MATERIAL PROVIDED:

— Begin —

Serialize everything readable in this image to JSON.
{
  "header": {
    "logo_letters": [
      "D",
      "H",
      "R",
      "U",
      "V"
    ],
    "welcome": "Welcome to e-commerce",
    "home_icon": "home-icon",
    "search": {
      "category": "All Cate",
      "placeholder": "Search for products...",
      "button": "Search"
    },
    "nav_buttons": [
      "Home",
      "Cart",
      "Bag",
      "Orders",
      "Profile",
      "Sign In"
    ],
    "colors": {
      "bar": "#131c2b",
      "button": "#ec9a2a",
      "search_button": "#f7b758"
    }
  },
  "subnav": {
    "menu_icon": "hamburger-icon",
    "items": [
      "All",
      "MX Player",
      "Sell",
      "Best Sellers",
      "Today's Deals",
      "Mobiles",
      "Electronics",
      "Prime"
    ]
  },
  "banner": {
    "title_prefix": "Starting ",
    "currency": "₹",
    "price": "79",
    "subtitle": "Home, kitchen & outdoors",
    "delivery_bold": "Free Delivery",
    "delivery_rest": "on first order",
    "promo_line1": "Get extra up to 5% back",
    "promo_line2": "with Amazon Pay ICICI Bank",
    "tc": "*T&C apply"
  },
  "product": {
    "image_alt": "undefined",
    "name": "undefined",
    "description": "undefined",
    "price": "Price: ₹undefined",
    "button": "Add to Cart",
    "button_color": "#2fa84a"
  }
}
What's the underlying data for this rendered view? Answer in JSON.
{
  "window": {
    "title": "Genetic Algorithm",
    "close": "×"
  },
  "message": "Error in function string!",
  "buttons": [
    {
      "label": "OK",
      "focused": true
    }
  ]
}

— End —

SHORT PROBLEM: Scan the material for lines with the word "this", and copy each line you find.

THE ANSWER:
Serialize everything readable in this image to JSON.
What's the underlying data for this rendered view? Answer in JSON.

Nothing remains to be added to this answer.